Find the lines below that contain the string "HENDY". Copy each one.

[Begin Entries shown]

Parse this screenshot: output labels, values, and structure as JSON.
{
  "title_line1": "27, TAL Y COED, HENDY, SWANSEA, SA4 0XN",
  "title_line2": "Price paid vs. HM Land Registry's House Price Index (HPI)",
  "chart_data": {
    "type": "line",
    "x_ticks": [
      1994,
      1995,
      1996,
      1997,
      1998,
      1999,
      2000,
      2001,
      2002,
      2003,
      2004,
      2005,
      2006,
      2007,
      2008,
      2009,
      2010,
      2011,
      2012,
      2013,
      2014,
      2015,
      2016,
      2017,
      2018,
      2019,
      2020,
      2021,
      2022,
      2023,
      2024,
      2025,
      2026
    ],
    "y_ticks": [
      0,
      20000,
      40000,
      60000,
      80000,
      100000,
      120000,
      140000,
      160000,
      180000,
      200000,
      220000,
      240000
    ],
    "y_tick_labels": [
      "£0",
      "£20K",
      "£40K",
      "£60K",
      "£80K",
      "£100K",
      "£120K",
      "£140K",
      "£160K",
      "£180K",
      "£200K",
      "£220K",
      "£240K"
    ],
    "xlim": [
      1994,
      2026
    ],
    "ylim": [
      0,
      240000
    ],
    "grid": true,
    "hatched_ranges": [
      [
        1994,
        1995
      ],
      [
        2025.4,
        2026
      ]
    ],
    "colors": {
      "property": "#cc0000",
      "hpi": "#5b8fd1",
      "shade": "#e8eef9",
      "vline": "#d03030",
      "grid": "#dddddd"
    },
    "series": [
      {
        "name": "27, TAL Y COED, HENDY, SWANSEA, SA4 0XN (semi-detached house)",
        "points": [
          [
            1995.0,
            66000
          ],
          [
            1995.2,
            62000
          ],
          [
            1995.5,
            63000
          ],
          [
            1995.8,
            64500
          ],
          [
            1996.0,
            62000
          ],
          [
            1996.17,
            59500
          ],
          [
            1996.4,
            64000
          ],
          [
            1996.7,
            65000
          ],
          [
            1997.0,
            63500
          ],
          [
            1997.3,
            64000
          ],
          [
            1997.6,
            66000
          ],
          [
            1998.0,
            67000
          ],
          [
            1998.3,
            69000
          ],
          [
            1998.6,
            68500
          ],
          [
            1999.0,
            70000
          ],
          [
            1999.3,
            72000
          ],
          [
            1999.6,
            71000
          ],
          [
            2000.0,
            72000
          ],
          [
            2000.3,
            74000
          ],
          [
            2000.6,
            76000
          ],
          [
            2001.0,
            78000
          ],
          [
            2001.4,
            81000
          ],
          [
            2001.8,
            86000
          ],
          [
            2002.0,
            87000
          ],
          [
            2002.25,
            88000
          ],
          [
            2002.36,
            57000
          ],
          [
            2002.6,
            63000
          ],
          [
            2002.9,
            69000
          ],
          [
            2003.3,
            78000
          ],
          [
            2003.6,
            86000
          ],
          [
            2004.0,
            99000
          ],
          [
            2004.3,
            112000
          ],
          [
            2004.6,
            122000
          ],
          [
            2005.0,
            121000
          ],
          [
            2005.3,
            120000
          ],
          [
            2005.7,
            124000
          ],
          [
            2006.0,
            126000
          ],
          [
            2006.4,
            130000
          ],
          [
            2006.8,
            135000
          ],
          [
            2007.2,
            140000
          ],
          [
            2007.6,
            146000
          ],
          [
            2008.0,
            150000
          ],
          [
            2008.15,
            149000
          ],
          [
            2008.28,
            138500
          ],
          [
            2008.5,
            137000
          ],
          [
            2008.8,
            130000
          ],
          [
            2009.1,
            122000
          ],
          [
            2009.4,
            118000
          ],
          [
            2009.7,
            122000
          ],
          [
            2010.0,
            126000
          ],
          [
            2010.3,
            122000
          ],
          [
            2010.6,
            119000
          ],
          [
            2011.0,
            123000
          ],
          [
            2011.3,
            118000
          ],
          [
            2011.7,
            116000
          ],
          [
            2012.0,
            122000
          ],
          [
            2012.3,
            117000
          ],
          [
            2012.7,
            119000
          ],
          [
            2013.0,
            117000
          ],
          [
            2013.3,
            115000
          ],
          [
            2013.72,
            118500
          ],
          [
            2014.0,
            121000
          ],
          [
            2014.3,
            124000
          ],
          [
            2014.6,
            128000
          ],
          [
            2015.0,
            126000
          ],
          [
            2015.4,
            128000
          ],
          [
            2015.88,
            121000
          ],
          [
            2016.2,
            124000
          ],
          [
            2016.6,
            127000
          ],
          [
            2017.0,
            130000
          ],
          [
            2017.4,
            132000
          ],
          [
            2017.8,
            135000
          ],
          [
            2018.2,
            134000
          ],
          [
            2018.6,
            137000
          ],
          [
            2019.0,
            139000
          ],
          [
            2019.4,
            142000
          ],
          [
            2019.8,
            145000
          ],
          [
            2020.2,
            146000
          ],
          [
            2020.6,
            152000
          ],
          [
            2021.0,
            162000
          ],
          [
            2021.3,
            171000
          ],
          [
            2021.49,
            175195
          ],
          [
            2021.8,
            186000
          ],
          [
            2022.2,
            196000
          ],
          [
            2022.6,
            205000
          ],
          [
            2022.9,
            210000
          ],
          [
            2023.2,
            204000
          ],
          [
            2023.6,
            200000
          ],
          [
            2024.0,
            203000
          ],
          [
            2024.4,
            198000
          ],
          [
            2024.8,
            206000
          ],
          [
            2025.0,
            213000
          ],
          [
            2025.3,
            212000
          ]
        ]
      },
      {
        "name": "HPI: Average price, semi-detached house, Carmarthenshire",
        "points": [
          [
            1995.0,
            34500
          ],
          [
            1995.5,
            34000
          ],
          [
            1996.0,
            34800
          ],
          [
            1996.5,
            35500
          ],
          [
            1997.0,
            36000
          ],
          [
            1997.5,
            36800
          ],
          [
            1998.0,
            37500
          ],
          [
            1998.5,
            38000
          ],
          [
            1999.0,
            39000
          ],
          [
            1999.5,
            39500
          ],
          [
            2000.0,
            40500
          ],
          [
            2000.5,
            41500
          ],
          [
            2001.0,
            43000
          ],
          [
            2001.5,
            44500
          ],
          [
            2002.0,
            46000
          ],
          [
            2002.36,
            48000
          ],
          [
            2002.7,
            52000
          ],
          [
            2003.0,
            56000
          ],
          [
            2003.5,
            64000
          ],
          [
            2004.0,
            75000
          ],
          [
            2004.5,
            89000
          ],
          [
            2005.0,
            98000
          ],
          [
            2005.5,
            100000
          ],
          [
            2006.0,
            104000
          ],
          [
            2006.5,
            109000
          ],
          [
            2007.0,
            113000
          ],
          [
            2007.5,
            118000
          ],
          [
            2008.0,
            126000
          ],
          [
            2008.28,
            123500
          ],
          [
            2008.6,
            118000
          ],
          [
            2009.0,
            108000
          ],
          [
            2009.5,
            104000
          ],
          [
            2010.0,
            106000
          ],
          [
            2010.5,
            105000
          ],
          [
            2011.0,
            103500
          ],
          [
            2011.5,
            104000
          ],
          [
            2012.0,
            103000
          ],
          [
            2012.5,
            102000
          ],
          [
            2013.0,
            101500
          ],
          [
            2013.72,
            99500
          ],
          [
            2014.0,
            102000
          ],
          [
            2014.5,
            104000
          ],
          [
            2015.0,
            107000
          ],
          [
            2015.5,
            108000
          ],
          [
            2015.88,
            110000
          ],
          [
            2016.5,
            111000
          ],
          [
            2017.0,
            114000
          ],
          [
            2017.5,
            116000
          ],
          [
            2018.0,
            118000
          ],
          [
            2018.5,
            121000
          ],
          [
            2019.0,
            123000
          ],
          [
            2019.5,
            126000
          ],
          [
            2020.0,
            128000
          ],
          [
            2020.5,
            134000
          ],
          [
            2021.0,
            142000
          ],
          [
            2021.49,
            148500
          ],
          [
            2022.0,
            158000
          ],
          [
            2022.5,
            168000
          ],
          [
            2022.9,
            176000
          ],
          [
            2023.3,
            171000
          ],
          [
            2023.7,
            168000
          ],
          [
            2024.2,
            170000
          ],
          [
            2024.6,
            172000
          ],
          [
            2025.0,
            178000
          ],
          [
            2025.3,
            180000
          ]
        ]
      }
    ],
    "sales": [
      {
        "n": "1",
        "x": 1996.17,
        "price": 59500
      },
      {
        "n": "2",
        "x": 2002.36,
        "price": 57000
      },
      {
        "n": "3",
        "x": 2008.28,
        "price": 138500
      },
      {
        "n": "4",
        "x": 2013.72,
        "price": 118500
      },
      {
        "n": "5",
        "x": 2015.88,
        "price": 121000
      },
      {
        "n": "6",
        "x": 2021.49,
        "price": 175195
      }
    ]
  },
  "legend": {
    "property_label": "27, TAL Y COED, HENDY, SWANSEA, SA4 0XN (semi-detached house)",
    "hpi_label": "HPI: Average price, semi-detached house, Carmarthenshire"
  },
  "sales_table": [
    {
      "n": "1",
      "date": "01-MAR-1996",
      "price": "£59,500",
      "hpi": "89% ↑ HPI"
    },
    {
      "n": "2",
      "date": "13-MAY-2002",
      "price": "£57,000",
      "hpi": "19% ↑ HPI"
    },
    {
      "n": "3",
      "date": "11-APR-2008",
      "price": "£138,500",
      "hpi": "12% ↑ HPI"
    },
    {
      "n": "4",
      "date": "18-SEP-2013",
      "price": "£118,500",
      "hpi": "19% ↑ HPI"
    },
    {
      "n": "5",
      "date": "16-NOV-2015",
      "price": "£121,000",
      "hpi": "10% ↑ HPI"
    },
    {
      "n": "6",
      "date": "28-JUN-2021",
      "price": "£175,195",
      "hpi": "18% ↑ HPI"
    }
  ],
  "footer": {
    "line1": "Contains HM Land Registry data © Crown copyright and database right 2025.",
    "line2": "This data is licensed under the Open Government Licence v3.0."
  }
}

[End Entries shown]

▸ **Solution to the problem**
  "title_line1": "27, TAL Y COED, HENDY, SWANSEA, SA4 0XN",
        "name": "27, TAL Y COED, HENDY, SWANSEA, SA4 0XN (semi-detached house)",
    "property_label": "27, TAL Y COED, HENDY, SWANSEA, SA4 0XN (semi-detached house)",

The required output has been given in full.